▸ **Brief**
Copy out each line featuring the string "strong" from the entries beneath.

▸ **Supplied material**
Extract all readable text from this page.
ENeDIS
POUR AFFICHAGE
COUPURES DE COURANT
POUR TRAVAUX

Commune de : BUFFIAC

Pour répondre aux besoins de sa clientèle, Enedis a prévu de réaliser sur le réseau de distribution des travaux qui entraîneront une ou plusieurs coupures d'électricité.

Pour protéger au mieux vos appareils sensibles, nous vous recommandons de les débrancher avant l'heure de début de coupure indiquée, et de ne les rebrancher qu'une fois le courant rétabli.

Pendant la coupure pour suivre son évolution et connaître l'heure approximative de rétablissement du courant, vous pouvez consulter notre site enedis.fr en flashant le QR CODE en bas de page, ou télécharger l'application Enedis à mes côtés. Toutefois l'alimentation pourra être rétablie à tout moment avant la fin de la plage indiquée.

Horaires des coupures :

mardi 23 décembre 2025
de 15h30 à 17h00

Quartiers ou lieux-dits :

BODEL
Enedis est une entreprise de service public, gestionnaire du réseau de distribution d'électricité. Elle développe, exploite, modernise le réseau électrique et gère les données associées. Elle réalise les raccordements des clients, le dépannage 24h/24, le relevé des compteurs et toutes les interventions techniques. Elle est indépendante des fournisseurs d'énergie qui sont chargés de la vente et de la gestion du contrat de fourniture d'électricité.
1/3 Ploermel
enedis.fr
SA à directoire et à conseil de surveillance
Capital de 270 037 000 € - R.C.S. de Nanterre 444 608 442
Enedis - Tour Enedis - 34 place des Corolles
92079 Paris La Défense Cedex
--
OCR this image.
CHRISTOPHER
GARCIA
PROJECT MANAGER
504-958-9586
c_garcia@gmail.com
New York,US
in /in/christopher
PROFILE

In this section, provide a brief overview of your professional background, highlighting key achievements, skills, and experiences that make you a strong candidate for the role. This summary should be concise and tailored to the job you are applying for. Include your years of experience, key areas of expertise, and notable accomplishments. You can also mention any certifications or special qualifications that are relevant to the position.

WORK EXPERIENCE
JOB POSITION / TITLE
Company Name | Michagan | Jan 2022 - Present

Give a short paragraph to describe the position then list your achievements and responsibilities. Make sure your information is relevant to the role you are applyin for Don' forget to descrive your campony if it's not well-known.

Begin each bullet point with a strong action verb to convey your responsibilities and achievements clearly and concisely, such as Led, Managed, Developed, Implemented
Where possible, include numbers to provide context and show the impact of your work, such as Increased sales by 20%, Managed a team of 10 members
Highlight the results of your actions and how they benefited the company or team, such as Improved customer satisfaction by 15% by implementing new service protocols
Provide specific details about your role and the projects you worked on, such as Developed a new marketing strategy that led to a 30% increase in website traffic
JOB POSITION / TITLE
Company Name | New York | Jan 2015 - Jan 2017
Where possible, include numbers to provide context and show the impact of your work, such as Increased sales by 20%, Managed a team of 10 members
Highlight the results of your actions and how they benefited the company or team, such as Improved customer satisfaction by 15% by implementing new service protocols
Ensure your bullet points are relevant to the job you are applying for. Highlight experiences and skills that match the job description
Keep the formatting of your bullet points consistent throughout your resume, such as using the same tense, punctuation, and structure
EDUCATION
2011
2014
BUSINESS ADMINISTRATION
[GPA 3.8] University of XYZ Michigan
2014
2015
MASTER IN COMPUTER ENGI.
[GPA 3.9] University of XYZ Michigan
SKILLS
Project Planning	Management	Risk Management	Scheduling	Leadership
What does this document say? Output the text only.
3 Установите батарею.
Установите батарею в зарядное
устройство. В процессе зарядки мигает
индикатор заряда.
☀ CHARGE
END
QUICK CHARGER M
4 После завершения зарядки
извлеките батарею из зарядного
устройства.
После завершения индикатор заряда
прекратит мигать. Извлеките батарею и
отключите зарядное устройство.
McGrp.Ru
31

▸ **Written solution**
In this section, provide a brief overview of your professional background, highlighting key achievements, skills, and experiences that make you a strong candidate for the role. This summary should be concise and tailored to the job you are applying for. Include your years of experience, key areas of expertise, and notable accomplishments. You can also mention any certifications or special qualifications that are relevant to the position.
Begin each bullet point with a strong action verb to convey your responsibilities and achievements clearly and concisely, such as Led, Managed, Developed, Implemented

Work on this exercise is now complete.